> [Goal of the exercise] Would you write out the entries below, every one of them, exactly?

Data items:
########
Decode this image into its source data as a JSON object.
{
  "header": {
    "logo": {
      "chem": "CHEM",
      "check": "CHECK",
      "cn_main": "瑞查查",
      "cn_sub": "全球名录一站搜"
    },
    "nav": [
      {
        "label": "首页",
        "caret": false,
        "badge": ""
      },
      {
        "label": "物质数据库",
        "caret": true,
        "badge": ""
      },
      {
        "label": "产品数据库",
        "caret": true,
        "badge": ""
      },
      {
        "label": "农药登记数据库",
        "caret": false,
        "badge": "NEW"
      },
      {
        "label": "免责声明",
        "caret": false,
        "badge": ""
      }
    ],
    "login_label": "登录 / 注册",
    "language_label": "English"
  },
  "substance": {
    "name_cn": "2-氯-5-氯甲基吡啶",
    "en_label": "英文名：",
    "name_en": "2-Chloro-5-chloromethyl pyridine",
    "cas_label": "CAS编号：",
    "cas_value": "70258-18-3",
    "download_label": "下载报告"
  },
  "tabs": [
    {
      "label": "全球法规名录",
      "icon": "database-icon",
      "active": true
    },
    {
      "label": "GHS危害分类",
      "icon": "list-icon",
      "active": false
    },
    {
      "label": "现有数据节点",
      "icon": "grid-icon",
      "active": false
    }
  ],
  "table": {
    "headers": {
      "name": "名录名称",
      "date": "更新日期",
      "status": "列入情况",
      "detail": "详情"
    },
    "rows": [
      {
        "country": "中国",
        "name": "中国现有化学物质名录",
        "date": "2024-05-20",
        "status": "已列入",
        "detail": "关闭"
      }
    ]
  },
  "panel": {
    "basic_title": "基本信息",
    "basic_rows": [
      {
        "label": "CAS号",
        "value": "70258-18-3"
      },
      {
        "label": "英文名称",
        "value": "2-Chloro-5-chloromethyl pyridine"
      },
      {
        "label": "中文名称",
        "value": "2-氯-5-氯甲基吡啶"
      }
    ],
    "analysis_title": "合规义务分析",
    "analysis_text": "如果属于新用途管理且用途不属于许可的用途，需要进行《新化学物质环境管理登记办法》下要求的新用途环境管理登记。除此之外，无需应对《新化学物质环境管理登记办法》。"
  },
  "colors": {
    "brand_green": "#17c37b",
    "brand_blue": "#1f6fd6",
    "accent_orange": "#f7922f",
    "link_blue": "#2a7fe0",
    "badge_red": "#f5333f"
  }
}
########
> [Solution for this exercise]
Decode this image into its source data as a JSON object.
{
  "header": {
    "logo": {
      "chem": "CHEM",
      "check": "CHECK",
      "cn_main": "瑞查查",
      "cn_sub": "全球名录一站搜"
    },
    "nav": [
      {
        "label": "首页",
        "caret": false,
        "badge": ""
      },
      {
        "label": "物质数据库",
        "caret": true,
        "badge": ""
      },
      {
        "label": "产品数据库",
        "caret": true,
        "badge": ""
      },
      {
        "label": "农药登记数据库",
        "caret": false,
        "badge": "NEW"
      },
      {
        "label": "免责声明",
        "caret": false,
        "badge": ""
      }
    ],
    "login_label": "登录 / 注册",
    "language_label": "English"
  },
  "substance": {
    "name_cn": "2-氯-5-氯甲基吡啶",
    "en_label": "英文名：",
    "name_en": "2-Chloro-5-chloromethyl pyridine",
    "cas_label": "CAS编号：",
    "cas_value": "70258-18-3",
    "download_label": "下载报告"
  },
  "tabs": [
    {
      "label": "全球法规名录",
      "icon": "database-icon",
      "active": true
    },
    {
      "label": "GHS危害分类",
      "icon": "list-icon",
      "active": false
    },
    {
      "label": "现有数据节点",
      "icon": "grid-icon",
      "active": false
    }
  ],
  "table": {
    "headers": {
      "name": "名录名称",
      "date": "更新日期",
      "status": "列入情况",
      "detail": "详情"
    },
    "rows": [
      {
        "country": "中国",
        "name": "中国现有化学物质名录",
        "date": "2024-05-20",
        "status": "已列入",
        "detail": "关闭"
      }
    ]
  },
  "panel": {
    "basic_title": "基本信息",
    "basic_rows": [
      {
        "label": "CAS号",
        "value": "70258-18-3"
      },
      {
        "label": "英文名称",
        "value": "2-Chloro-5-chloromethyl pyridine"
      },
      {
        "label": "中文名称",
        "value": "2-氯-5-氯甲基吡啶"
      }
    ],
    "analysis_title": "合规义务分析",
    "analysis_text": "如果属于新用途管理且用途不属于许可的用途，需要进行《新化学物质环境管理登记办法》下要求的新用途环境管理登记。除此之外，无需应对《新化学物质环境管理登记办法》。"
  },
  "colors": {
    "brand_green": "#17c37b",
    "brand_blue": "#1f6fd6",
    "accent_orange": "#f7922f",
    "link_blue": "#2a7fe0",
    "badge_red": "#f5333f"
  }
}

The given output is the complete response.